▸ **Your instructions**:
Return the material exactly as supplied, apart from the pictures, which are omitted.

________________

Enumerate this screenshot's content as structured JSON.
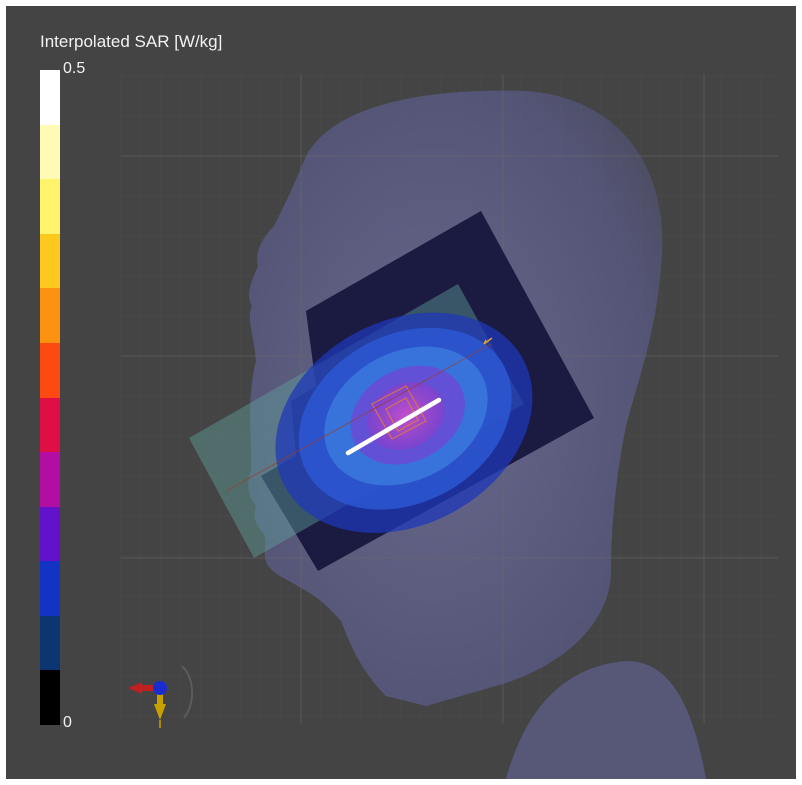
{
  "colorbar": {
    "title": "Interpolated SAR [W/kg]",
    "max_label": "0.5",
    "min_label": "0",
    "segments": [
      "#ffffff",
      "#fffab4",
      "#fff36b",
      "#fec91f",
      "#fc920f",
      "#fd4a12",
      "#df0f45",
      "#b20fa2",
      "#6312cc",
      "#1233c4",
      "#0c3572",
      "#000000"
    ]
  },
  "scene": {
    "background": "#444444",
    "head_color": "#5e5f86",
    "sar_contour_colors": [
      "#1f38b8",
      "#2a5bd8",
      "#3d7de0",
      "#6d48d6",
      "#a33cc8"
    ]
  }
}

________________

▸ **The result**:
Enumerate this screenshot's content as structured JSON.
{
  "colorbar": {
    "title": "Interpolated SAR [W/kg]",
    "max_label": "0.5",
    "min_label": "0",
    "segments": [
      "#ffffff",
      "#fffab4",
      "#fff36b",
      "#fec91f",
      "#fc920f",
      "#fd4a12",
      "#df0f45",
      "#b20fa2",
      "#6312cc",
      "#1233c4",
      "#0c3572",
      "#000000"
    ]
  },
  "scene": {
    "background": "#444444",
    "head_color": "#5e5f86",
    "sar_contour_colors": [
      "#1f38b8",
      "#2a5bd8",
      "#3d7de0",
      "#6d48d6",
      "#a33cc8"
    ]
  }
}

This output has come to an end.